## Problem description:
Wherever the word "Device" turns up in a line of the entries, copy that line.
— start of Records supplied —
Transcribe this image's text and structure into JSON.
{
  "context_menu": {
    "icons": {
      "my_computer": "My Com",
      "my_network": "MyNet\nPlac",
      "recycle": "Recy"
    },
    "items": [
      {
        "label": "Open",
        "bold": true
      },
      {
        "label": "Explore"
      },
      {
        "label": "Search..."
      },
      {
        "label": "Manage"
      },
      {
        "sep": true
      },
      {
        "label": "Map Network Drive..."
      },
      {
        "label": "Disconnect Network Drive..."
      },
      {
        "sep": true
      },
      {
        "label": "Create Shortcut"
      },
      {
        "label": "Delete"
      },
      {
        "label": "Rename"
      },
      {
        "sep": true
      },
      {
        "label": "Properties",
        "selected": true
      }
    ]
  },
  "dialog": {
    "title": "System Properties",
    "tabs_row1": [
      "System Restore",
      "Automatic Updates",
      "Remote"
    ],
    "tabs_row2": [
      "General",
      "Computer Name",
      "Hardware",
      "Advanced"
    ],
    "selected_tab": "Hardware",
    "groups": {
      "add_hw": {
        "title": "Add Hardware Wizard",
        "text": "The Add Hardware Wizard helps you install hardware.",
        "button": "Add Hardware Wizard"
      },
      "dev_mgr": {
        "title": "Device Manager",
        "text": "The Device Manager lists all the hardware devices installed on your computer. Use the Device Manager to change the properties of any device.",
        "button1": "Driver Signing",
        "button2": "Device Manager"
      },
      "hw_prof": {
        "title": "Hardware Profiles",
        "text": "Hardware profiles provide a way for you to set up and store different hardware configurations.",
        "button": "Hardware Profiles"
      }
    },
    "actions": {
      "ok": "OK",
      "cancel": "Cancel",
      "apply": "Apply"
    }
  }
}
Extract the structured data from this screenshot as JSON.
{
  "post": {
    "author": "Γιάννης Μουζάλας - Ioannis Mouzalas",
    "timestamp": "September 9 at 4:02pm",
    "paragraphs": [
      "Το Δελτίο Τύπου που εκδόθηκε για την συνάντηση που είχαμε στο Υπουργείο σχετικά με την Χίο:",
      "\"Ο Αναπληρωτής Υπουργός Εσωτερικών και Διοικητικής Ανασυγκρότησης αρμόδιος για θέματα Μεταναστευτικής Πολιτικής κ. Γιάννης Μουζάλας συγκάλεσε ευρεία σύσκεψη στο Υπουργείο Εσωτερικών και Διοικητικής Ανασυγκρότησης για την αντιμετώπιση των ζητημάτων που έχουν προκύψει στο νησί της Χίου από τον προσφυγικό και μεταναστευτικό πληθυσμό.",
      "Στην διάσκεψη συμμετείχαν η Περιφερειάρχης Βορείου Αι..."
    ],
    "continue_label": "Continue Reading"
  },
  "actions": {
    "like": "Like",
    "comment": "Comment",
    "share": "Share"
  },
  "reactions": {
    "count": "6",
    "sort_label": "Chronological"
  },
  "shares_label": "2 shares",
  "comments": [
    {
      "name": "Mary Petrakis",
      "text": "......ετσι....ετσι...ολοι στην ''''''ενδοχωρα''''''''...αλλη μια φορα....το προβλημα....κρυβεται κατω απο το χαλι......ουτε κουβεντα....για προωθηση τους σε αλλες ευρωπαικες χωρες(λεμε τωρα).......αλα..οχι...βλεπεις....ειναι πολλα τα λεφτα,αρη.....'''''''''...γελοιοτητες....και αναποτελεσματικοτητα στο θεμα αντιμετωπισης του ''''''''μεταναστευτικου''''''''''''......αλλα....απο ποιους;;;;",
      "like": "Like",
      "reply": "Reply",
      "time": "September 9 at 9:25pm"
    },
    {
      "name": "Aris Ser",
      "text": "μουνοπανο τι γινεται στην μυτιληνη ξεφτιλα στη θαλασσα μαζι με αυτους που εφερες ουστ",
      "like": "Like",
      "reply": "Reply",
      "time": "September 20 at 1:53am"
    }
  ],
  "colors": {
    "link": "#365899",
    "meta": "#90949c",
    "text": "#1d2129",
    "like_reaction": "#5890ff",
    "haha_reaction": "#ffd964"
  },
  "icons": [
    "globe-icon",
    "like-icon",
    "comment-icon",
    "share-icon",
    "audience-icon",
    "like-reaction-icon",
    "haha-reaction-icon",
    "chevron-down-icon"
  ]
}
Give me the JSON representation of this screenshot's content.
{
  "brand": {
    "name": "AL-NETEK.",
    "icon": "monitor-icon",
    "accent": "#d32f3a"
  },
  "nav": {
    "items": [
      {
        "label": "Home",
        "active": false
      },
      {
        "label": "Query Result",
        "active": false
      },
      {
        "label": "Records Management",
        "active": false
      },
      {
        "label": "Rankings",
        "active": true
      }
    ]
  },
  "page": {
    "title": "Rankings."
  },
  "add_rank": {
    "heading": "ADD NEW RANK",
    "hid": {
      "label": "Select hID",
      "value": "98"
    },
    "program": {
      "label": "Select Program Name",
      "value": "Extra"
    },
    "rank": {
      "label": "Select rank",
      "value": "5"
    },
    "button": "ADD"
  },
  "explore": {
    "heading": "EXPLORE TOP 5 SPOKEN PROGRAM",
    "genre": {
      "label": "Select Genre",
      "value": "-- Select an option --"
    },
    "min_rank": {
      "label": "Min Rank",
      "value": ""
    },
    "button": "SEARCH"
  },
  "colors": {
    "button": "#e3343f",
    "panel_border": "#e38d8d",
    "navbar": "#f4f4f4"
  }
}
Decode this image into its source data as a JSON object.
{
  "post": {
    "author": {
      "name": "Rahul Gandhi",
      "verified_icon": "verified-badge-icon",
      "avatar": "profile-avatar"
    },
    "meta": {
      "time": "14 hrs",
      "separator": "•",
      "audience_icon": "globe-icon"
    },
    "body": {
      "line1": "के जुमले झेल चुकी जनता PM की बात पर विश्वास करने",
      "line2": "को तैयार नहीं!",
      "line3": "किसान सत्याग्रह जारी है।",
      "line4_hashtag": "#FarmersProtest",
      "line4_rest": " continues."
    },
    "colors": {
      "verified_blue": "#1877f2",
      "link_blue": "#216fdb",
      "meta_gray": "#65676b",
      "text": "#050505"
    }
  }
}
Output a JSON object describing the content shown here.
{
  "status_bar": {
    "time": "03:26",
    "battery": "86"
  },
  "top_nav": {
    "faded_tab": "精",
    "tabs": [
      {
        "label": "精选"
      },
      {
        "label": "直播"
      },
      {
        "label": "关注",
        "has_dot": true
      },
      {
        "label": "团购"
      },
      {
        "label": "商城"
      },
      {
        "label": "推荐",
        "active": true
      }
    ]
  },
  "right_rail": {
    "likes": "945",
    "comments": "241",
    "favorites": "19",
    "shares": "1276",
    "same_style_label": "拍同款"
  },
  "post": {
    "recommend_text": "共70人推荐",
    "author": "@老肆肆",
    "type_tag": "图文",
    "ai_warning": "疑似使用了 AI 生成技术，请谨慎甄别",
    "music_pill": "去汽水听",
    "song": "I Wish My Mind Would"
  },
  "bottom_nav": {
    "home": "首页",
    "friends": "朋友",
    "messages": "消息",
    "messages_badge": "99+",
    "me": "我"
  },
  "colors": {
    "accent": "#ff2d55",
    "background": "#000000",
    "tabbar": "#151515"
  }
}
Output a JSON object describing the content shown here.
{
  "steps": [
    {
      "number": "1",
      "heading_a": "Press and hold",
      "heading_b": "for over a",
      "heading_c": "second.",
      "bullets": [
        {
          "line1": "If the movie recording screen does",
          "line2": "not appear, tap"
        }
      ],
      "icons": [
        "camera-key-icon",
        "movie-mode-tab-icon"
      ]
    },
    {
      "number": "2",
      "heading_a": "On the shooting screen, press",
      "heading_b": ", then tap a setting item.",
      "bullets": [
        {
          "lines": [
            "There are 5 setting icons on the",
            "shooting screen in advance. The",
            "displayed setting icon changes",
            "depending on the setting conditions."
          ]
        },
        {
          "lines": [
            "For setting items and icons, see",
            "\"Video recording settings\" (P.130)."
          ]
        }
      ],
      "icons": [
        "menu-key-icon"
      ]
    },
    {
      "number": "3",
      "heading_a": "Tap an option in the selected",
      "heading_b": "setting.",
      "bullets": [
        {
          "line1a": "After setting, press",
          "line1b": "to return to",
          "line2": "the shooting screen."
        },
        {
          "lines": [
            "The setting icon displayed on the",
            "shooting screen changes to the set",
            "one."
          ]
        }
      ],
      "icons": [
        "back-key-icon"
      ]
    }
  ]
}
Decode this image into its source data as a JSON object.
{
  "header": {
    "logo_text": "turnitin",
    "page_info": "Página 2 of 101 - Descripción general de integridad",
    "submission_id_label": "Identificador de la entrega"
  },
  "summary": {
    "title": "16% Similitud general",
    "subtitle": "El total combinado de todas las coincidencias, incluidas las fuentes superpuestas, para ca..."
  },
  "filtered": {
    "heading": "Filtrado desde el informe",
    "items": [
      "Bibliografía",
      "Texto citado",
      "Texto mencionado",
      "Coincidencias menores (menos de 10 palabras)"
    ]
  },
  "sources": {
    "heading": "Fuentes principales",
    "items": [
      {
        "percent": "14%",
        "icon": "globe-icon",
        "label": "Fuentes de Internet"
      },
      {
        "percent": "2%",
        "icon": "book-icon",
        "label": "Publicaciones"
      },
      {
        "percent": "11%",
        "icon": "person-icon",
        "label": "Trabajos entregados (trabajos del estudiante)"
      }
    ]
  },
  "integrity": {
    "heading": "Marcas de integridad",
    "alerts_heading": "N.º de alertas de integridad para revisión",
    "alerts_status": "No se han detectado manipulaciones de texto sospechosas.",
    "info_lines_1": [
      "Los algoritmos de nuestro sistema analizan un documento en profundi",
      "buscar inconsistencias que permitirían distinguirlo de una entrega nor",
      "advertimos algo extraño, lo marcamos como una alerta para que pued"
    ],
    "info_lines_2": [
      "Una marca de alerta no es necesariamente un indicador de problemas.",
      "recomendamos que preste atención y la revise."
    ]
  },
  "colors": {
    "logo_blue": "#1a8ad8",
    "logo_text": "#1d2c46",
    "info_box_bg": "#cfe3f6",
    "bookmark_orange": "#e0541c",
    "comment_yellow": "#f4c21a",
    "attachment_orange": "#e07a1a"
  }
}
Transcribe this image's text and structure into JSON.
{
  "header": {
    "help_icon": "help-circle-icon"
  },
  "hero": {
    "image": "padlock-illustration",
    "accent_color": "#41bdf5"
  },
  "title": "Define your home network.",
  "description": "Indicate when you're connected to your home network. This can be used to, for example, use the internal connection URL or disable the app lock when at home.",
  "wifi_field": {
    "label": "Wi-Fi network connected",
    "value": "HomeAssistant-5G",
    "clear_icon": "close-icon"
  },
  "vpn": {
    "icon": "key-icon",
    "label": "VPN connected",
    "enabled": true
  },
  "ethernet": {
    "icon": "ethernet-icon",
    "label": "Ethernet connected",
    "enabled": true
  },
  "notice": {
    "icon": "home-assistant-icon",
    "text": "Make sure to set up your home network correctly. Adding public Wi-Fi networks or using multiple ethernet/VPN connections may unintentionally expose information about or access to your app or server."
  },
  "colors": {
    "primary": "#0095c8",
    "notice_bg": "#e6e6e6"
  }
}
— end of Records supplied —
## Answer to the exercise:
        "title": "Device Manager",
        "text": "The Device Manager lists all the hardware devices installed on your computer. Use the Device Manager to change the properties of any device.",
        "button2": "Device Manager"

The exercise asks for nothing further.